== YOUR INSTRUCTIONS ==
Only the number is wanted: tally the lines below that contain the word "correo".

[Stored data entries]
________

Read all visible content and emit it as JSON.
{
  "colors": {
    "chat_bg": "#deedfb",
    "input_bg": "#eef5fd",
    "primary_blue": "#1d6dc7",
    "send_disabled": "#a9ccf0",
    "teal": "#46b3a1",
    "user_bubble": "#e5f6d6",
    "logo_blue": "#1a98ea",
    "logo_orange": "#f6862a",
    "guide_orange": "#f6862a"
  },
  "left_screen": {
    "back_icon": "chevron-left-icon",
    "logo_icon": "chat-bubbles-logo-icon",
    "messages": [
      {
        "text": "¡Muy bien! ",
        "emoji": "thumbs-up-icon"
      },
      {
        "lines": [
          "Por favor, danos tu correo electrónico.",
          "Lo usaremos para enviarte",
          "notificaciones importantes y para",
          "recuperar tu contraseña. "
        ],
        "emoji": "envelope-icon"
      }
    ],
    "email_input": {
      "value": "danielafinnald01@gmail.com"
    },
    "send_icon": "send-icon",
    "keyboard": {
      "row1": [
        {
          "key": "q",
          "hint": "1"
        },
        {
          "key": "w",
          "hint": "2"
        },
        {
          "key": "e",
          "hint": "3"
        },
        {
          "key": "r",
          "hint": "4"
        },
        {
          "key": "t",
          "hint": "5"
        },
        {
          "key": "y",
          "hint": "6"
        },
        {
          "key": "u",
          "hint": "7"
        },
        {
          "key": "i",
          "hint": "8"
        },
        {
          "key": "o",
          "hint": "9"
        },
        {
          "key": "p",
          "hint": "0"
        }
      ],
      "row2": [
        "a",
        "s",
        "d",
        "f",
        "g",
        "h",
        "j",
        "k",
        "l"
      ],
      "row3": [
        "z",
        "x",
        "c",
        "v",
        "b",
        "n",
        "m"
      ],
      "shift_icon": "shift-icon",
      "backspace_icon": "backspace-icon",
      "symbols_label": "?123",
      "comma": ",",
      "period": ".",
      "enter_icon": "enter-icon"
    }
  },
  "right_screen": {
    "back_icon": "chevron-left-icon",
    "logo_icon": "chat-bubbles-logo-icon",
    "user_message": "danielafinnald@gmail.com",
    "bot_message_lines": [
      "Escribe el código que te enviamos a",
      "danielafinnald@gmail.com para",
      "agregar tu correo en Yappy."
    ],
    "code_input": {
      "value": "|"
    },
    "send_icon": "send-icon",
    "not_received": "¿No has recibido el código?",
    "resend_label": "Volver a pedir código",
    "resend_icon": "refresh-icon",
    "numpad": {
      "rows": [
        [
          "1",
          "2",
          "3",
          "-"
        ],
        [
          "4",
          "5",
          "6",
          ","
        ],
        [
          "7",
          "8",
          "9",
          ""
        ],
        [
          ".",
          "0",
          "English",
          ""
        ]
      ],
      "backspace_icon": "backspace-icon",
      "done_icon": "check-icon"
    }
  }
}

________

== SOLVED PROBLEM ==
2